* Required work *
Return every line below as is, leaving out the pictures.

──────── Records to use ────────

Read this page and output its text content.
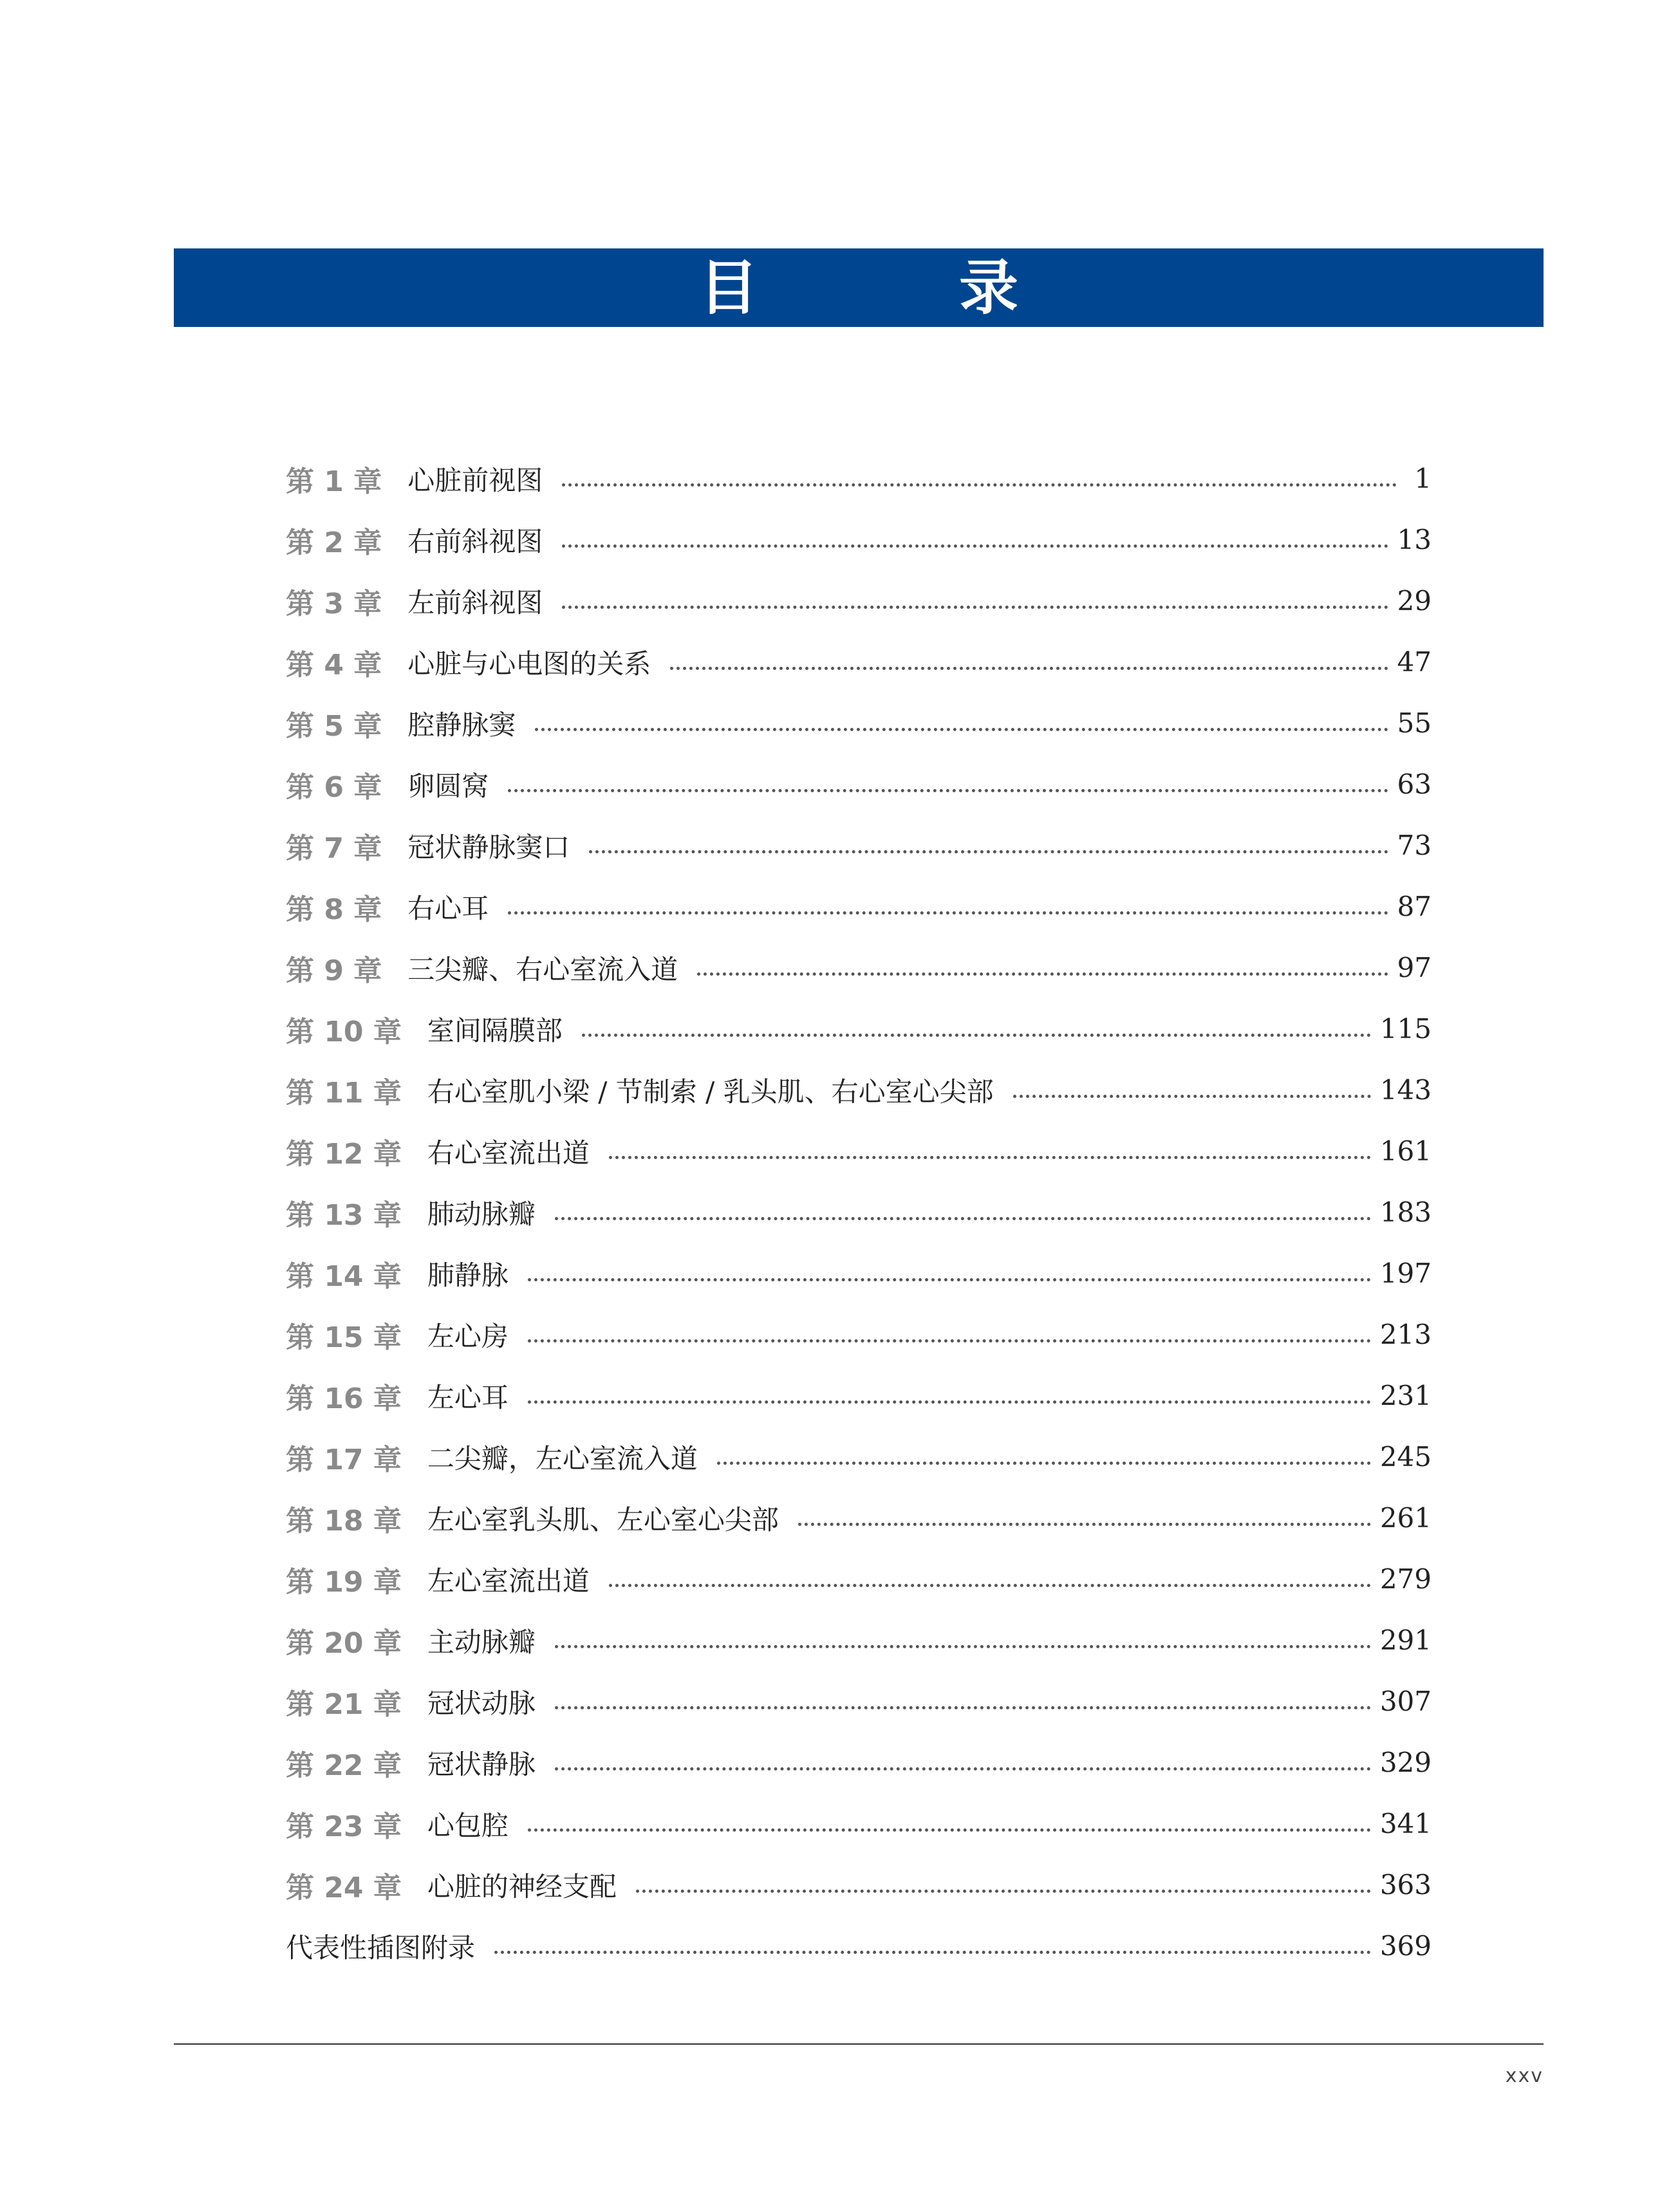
目 录
第 1 章 心脏前视图	1
第 2 章 右前斜视图	13
第 3 章 左前斜视图	29
第 4 章 心脏与心电图的关系	47
第 5 章 腔静脉窦	55
第 6 章 卵圆窝	63
第 7 章 冠状静脉窦口	73
第 8 章 右心耳	87
第 9 章 三尖瓣、右心室流入道	97
第 10 章 室间隔膜部	115
第 11 章 右心室肌小梁 / 节制索 / 乳头肌、右心室心尖部	143
第 12 章 右心室流出道	161
第 13 章 肺动脉瓣	183
第 14 章 肺静脉	197
第 15 章 左心房	213
第 16 章 左心耳	231
第 17 章 二尖瓣，左心室流入道	245
第 18 章 左心室乳头肌、左心室心尖部	261
第 19 章 左心室流出道	279
第 20 章 主动脉瓣	291
第 21 章 冠状动脉	307
第 22 章 冠状静脉	329
第 23 章 心包腔	341
第 24 章 心脏的神经支配	363
代表性插图附录	369
xxv
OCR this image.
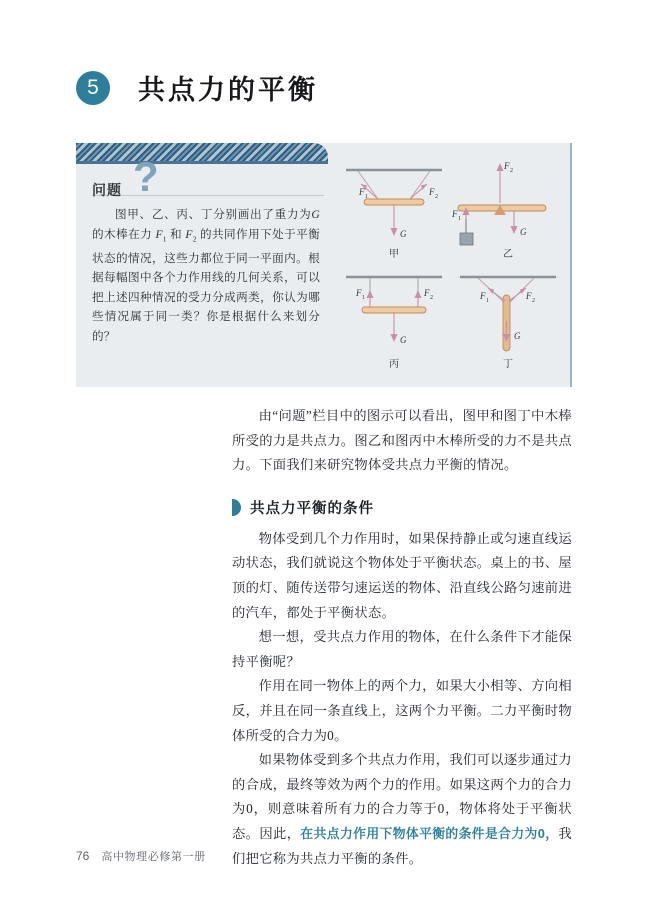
5	共点力的平衡
问题 ?
图甲、乙、丙、丁分别画出了重力为G 的木棒在力 $F_1$ 和 $F_2$ 的共同作用下处于平衡状态的情况，这些力都位于同一平面内。根据每幅图中各个力作用线的几何关系，可以把上述四种情况的受力分成两类，你认为哪些情况属于同一类？你是根据什么来划分的？
F 1	F 2
G
甲
F 2
F 1
G
乙
F 1	F 2
G
丙
F 1	F 2
G
丁

由“问题”栏目中的图示可以看出，图甲和图丁中木棒所受的力是共点力。图乙和图丙中木棒所受的力不是共点力。下面我们来研究物体受共点力平衡的情况。

共点力平衡的条件

物体受到几个力作用时，如果保持静止或匀速直线运动状态，我们就说这个物体处于平衡状态。桌上的书、屋顶的灯、随传送带匀速运送的物体、沿直线公路匀速前进的汽车，都处于平衡状态。

想一想，受共点力作用的物体，在什么条件下才能保持平衡呢？

作用在同一物体上的两个力，如果大小相等、方向相反，并且在同一条直线上，这两个力平衡。二力平衡时物体所受的合力为0。

如果物体受到多个共点力作用，我们可以逐步通过力的合成，最终等效为两个力的作用。如果这两个力的合力为0，则意味着所有力的合力等于0，物体将处于平衡状态。因此，在共点力作用下物体平衡的条件是合力为0，我们把它称为共点力平衡的条件。

76 高中物理必修第一册
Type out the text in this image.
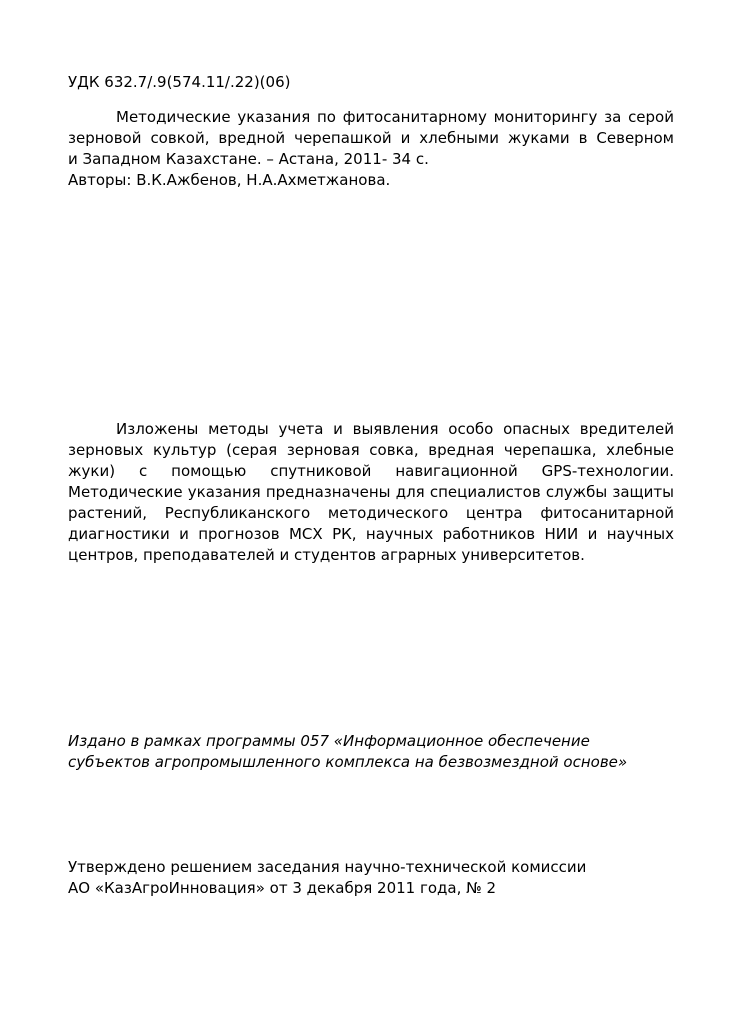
УДК 632.7/.9(574.11/.22)(06)
Методические указания по фитосанитарному мониторингу за серой
зерновой совкой, вредной черепашкой и хлебными жуками в Северном
и Западном Казахстане. – Астана, 2011- 34 с.
Авторы: В.К.Ажбенов, Н.А.Ахметжанова.
Изложены методы учета и выявления особо опасных вредителей
зерновых культур (серая зерновая совка, вредная черепашка, хлебные
жуки) с помощью спутниковой навигационной GPS-технологии.
Методические указания предназначены для специалистов службы защиты
растений, Республиканского методического центра фитосанитарной
диагностики и прогнозов МСХ РК, научных работников НИИ и научных
центров, преподавателей и студентов аграрных университетов.
Издано в рамках программы 057 «Информационное обеспечение
субъектов агропромышленного комплекса на безвозмездной основе»
Утверждено решением заседания научно-технической комиссии
АО «КазАгроИнновация» от 3 декабря 2011 года, № 2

────────

* Result *
Read this page and output its text content.
目 录
第 1 章 心脏前视图	1
第 2 章 右前斜视图	13
第 3 章 左前斜视图	29
第 4 章 心脏与心电图的关系	47
第 5 章 腔静脉窦	55
第 6 章 卵圆窝	63
第 7 章 冠状静脉窦口	73
第 8 章 右心耳	87
第 9 章 三尖瓣、右心室流入道	97
第 10 章 室间隔膜部	115
第 11 章 右心室肌小梁 / 节制索 / 乳头肌、右心室心尖部	143
第 12 章 右心室流出道	161
第 13 章 肺动脉瓣	183
第 14 章 肺静脉	197
第 15 章 左心房	213
第 16 章 左心耳	231
第 17 章 二尖瓣，左心室流入道	245
第 18 章 左心室乳头肌、左心室心尖部	261
第 19 章 左心室流出道	279
第 20 章 主动脉瓣	291
第 21 章 冠状动脉	307
第 22 章 冠状静脉	329
第 23 章 心包腔	341
第 24 章 心脏的神经支配	363
代表性插图附录	369
xxv
OCR this image.
5	共点力的平衡
问题 ?
图甲、乙、丙、丁分别画出了重力为G 的木棒在力 $F_1$ 和 $F_2$ 的共同作用下处于平衡状态的情况，这些力都位于同一平面内。根据每幅图中各个力作用线的几何关系，可以把上述四种情况的受力分成两类，你认为哪些情况属于同一类？你是根据什么来划分的？
F 1	F 2
G
甲
F 2
F 1
G
乙
F 1	F 2
G
丙
F 1	F 2
G
丁

由“问题”栏目中的图示可以看出，图甲和图丁中木棒所受的力是共点力。图乙和图丙中木棒所受的力不是共点力。下面我们来研究物体受共点力平衡的情况。

共点力平衡的条件

物体受到几个力作用时，如果保持静止或匀速直线运动状态，我们就说这个物体处于平衡状态。桌上的书、屋顶的灯、随传送带匀速运送的物体、沿直线公路匀速前进的汽车，都处于平衡状态。

想一想，受共点力作用的物体，在什么条件下才能保持平衡呢？

作用在同一物体上的两个力，如果大小相等、方向相反，并且在同一条直线上，这两个力平衡。二力平衡时物体所受的合力为0。

如果物体受到多个共点力作用，我们可以逐步通过力的合成，最终等效为两个力的作用。如果这两个力的合力为0，则意味着所有力的合力等于0，物体将处于平衡状态。因此，在共点力作用下物体平衡的条件是合力为0，我们把它称为共点力平衡的条件。

76 高中物理必修第一册
Type out the text in this image.
УДК 632.7/.9(574.11/.22)(06)
Методические указания по фитосанитарному мониторингу за серой
зерновой совкой, вредной черепашкой и хлебными жуками в Северном
и Западном Казахстане. – Астана, 2011- 34 с.
Авторы: В.К.Ажбенов, Н.А.Ахметжанова.
Изложены методы учета и выявления особо опасных вредителей
зерновых культур (серая зерновая совка, вредная черепашка, хлебные
жуки) с помощью спутниковой навигационной GPS-технологии.
Методические указания предназначены для специалистов службы защиты
растений, Республиканского методического центра фитосанитарной
диагностики и прогнозов МСХ РК, научных работников НИИ и научных
центров, преподавателей и студентов аграрных университетов.
Издано в рамках программы 057 «Информационное обеспечение
субъектов агропромышленного комплекса на безвозмездной основе»
Утверждено решением заседания научно-технической комиссии
АО «КазАгроИнновация» от 3 декабря 2011 года, № 2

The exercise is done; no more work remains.